Given exercise:
Print out each entry below exactly, please.

Records shown:
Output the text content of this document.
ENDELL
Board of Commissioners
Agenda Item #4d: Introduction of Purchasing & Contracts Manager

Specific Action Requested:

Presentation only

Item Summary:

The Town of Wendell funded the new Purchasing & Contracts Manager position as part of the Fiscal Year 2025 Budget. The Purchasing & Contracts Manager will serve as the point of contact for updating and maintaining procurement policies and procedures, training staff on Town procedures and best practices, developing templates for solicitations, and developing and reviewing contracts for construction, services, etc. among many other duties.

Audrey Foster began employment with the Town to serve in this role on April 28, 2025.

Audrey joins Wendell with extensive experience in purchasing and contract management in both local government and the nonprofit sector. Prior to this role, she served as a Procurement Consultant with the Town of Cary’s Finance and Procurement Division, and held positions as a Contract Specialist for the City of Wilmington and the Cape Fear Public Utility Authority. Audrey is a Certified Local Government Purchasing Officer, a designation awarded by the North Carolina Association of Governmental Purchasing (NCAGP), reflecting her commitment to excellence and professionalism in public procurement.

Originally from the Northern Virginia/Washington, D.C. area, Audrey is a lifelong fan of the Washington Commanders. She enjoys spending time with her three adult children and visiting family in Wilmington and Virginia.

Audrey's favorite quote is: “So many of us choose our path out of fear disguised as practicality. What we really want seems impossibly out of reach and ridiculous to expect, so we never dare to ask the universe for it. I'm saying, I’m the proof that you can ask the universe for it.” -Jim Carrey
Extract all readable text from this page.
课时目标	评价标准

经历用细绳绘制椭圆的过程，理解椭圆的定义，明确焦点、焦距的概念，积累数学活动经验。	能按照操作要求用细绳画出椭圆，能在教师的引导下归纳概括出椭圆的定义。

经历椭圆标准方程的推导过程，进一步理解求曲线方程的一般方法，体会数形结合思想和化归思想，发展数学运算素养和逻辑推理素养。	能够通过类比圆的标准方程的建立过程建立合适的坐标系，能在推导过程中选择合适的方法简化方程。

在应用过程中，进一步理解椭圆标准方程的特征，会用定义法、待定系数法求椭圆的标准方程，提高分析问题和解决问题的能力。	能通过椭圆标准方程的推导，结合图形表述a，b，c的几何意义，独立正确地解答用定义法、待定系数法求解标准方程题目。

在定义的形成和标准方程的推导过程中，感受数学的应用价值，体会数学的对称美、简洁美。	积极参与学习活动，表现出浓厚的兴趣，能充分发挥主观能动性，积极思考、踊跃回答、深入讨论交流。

Response to the task:
Output the text content of this document.
ENDELL
Board of Commissioners
Agenda Item #4d: Introduction of Purchasing & Contracts Manager

Specific Action Requested:

Presentation only

Item Summary:

The Town of Wendell funded the new Purchasing & Contracts Manager position as part of the Fiscal Year 2025 Budget. The Purchasing & Contracts Manager will serve as the point of contact for updating and maintaining procurement policies and procedures, training staff on Town procedures and best practices, developing templates for solicitations, and developing and reviewing contracts for construction, services, etc. among many other duties.

Audrey Foster began employment with the Town to serve in this role on April 28, 2025.

Audrey joins Wendell with extensive experience in purchasing and contract management in both local government and the nonprofit sector. Prior to this role, she served as a Procurement Consultant with the Town of Cary’s Finance and Procurement Division, and held positions as a Contract Specialist for the City of Wilmington and the Cape Fear Public Utility Authority. Audrey is a Certified Local Government Purchasing Officer, a designation awarded by the North Carolina Association of Governmental Purchasing (NCAGP), reflecting her commitment to excellence and professionalism in public procurement.

Originally from the Northern Virginia/Washington, D.C. area, Audrey is a lifelong fan of the Washington Commanders. She enjoys spending time with her three adult children and visiting family in Wilmington and Virginia.

Audrey's favorite quote is: “So many of us choose our path out of fear disguised as practicality. What we really want seems impossibly out of reach and ridiculous to expect, so we never dare to ask the universe for it. I'm saying, I’m the proof that you can ask the universe for it.” -Jim Carrey
Extract all readable text from this page.
课时目标	评价标准

经历用细绳绘制椭圆的过程，理解椭圆的定义，明确焦点、焦距的概念，积累数学活动经验。	能按照操作要求用细绳画出椭圆，能在教师的引导下归纳概括出椭圆的定义。

经历椭圆标准方程的推导过程，进一步理解求曲线方程的一般方法，体会数形结合思想和化归思想，发展数学运算素养和逻辑推理素养。	能够通过类比圆的标准方程的建立过程建立合适的坐标系，能在推导过程中选择合适的方法简化方程。

在应用过程中，进一步理解椭圆标准方程的特征，会用定义法、待定系数法求椭圆的标准方程，提高分析问题和解决问题的能力。	能通过椭圆标准方程的推导，结合图形表述a，b，c的几何意义，独立正确地解答用定义法、待定系数法求解标准方程题目。

在定义的形成和标准方程的推导过程中，感受数学的应用价值，体会数学的对称美、简洁美。	积极参与学习活动，表现出浓厚的兴趣，能充分发挥主观能动性，积极思考、踊跃回答、深入讨论交流。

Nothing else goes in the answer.